[What you will do]
Compile every line that includes the word "Brighton".

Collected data
**********
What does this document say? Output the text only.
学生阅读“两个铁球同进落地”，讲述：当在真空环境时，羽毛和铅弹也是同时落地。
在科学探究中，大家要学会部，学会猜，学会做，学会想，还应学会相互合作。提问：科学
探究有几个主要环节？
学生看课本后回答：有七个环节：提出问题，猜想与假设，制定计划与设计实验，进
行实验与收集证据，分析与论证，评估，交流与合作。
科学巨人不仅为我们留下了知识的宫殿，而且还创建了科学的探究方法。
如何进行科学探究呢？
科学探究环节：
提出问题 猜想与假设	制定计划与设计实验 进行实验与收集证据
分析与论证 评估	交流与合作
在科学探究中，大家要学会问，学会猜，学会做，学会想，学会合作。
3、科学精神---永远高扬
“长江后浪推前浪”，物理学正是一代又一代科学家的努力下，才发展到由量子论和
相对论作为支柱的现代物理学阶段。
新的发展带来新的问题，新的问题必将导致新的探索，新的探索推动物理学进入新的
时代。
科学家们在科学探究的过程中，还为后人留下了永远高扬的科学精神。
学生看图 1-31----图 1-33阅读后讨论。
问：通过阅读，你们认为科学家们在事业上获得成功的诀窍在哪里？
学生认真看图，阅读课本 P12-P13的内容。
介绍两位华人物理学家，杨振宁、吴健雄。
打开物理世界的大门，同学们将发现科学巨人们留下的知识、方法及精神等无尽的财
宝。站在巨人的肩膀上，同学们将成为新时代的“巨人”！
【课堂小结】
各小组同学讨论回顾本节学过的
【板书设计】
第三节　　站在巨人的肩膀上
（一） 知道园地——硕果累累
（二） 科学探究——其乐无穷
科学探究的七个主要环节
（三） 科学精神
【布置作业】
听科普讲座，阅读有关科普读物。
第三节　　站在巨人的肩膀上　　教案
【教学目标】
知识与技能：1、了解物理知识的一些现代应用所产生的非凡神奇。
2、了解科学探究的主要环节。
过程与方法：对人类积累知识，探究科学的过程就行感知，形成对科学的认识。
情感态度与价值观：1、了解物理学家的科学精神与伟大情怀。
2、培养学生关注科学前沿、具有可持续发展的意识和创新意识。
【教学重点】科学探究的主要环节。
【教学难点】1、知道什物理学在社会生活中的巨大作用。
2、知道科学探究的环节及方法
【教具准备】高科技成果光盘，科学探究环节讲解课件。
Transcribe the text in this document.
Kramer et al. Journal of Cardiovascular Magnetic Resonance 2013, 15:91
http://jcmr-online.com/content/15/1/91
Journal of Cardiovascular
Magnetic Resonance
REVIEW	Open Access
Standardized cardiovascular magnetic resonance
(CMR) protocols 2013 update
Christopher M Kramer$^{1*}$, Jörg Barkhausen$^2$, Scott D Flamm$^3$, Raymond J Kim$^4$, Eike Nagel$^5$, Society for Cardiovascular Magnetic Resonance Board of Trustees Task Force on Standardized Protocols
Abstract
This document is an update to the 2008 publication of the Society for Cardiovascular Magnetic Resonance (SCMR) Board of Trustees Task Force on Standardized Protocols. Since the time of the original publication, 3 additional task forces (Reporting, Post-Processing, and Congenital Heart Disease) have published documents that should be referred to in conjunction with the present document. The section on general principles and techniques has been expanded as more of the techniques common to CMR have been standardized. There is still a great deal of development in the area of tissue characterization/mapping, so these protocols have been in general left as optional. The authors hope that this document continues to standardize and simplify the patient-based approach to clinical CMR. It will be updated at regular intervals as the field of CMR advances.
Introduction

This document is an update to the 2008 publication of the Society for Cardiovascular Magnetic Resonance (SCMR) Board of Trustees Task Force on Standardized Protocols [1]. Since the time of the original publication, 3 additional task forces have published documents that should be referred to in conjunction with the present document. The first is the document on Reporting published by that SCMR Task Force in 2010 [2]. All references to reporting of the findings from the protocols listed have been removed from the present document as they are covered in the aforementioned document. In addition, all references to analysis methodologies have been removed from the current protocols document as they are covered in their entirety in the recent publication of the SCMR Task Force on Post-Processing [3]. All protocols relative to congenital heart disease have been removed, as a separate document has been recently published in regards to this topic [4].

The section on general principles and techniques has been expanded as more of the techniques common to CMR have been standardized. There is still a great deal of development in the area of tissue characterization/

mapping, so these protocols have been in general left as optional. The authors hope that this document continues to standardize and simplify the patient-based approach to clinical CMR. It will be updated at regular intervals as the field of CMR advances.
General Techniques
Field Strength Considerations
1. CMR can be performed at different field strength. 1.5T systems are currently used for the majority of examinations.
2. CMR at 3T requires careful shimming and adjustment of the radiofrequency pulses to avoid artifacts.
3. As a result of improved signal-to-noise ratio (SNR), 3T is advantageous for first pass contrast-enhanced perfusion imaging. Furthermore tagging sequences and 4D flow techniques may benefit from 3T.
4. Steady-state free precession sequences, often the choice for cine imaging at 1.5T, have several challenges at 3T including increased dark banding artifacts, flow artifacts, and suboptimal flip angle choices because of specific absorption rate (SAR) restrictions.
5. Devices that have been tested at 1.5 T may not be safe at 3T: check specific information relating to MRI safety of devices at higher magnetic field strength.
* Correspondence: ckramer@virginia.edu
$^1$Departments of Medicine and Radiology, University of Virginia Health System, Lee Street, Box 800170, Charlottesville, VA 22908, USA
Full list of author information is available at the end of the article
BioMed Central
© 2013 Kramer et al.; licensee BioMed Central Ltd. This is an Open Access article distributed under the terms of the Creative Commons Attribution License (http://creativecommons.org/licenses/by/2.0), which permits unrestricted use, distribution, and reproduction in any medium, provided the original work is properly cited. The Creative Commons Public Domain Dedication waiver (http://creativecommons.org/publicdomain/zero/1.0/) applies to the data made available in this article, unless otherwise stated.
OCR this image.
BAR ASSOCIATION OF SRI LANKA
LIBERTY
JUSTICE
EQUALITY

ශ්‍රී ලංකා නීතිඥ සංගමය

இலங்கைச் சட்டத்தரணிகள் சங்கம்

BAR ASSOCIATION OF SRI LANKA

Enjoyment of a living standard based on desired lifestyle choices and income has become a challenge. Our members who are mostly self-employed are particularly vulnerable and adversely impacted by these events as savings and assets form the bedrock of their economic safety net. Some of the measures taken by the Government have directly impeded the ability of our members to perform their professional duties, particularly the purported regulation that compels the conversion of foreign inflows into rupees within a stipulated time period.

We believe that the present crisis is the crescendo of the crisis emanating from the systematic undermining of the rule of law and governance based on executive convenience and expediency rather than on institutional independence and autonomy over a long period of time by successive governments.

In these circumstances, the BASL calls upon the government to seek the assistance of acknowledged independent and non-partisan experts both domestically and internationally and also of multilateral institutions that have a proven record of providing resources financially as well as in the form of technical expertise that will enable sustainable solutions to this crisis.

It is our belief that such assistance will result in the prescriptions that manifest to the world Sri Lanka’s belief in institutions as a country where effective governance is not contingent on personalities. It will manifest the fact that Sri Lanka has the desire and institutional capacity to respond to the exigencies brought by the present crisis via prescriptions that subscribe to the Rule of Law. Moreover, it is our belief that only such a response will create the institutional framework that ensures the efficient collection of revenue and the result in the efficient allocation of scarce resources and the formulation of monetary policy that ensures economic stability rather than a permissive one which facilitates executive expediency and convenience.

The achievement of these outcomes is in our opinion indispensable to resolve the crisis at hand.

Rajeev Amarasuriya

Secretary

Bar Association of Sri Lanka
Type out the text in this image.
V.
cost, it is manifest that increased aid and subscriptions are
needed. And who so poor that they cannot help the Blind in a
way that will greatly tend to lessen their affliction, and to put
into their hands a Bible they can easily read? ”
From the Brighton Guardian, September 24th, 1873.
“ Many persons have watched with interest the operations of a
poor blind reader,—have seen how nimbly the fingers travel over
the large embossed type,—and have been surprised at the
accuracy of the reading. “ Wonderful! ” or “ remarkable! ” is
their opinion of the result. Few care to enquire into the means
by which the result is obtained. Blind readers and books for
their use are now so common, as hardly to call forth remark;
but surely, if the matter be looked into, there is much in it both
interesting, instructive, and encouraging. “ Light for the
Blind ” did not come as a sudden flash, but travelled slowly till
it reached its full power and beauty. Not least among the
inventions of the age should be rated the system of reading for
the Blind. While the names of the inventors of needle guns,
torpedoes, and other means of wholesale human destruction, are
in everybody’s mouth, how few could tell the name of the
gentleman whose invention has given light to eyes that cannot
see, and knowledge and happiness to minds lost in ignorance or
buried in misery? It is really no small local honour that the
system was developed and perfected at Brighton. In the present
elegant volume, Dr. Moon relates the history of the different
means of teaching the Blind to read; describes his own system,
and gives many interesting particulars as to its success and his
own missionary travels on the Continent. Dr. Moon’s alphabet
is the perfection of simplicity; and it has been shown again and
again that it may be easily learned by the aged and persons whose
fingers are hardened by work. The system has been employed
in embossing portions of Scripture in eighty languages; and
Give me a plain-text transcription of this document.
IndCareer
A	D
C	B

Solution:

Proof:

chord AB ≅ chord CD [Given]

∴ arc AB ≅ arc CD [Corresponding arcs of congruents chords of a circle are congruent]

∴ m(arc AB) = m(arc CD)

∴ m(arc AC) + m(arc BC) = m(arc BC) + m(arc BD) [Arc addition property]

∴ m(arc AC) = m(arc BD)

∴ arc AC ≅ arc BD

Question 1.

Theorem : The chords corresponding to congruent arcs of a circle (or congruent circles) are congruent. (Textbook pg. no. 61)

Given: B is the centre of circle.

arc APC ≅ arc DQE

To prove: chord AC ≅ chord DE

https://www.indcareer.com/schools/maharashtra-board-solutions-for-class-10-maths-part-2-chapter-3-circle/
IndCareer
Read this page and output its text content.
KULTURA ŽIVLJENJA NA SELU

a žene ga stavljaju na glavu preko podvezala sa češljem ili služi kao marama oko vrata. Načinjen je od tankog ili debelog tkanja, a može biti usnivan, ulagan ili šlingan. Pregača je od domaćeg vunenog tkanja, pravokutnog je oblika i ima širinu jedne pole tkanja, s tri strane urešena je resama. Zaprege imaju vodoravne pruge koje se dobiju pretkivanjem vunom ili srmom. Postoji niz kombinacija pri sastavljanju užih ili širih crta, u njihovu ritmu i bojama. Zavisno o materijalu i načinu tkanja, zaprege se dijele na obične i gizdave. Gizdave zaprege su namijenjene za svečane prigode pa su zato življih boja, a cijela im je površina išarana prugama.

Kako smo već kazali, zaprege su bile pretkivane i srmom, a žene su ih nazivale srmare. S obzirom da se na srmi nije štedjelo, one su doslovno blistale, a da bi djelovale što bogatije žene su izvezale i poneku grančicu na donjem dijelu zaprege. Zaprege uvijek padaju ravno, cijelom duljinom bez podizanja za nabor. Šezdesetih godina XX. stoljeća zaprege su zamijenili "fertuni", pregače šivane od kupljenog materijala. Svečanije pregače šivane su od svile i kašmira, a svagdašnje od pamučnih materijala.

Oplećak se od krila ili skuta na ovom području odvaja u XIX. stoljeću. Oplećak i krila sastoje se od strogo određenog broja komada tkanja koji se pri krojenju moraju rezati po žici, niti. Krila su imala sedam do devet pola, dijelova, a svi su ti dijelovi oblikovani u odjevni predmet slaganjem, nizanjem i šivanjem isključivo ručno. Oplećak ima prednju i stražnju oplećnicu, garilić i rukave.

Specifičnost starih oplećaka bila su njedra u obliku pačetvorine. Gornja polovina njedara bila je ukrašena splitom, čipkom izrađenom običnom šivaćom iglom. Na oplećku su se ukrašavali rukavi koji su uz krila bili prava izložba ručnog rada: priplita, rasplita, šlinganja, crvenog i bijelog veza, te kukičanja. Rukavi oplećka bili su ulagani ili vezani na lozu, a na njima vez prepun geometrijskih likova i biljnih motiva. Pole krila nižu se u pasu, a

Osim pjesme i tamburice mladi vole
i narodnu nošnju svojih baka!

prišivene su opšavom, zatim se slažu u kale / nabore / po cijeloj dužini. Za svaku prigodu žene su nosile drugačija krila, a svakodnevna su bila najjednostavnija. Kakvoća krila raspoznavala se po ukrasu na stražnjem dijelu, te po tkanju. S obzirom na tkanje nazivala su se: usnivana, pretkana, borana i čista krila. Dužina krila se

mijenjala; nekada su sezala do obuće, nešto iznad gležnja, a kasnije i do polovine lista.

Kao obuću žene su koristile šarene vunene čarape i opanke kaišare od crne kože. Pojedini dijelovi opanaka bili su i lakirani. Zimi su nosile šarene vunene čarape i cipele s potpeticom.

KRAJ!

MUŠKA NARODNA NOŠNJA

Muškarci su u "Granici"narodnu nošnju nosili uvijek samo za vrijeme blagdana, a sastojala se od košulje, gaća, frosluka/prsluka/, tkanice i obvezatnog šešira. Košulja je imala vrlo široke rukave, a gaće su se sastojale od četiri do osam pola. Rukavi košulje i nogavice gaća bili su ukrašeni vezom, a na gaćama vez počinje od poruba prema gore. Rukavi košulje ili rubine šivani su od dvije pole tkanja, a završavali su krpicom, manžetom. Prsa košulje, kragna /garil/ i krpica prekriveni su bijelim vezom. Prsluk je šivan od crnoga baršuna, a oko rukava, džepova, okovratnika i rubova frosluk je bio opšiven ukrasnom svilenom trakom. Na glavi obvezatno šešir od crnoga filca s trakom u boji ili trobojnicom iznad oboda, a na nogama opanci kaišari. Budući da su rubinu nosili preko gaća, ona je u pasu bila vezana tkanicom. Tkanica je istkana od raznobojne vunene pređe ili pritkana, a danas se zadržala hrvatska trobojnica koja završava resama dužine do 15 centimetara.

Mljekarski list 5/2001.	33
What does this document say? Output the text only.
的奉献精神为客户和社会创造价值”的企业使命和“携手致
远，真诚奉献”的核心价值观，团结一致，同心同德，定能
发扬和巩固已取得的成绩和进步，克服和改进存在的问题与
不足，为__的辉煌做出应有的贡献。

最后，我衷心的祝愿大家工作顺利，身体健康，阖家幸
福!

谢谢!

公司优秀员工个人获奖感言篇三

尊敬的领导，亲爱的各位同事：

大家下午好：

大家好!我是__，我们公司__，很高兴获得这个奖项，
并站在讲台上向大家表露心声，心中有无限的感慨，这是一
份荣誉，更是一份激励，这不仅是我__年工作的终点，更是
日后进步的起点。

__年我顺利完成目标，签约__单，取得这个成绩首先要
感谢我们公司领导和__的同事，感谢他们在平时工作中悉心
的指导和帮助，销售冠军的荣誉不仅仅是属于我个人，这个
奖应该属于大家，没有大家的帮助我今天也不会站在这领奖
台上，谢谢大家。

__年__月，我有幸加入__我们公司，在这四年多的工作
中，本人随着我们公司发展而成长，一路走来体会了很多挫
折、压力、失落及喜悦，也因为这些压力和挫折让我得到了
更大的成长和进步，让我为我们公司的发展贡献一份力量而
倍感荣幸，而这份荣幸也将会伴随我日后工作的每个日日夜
**********
[Answer in full]
From the Brighton Guardian, September 24th, 1873.
system was developed and perfected at Brighton. In the present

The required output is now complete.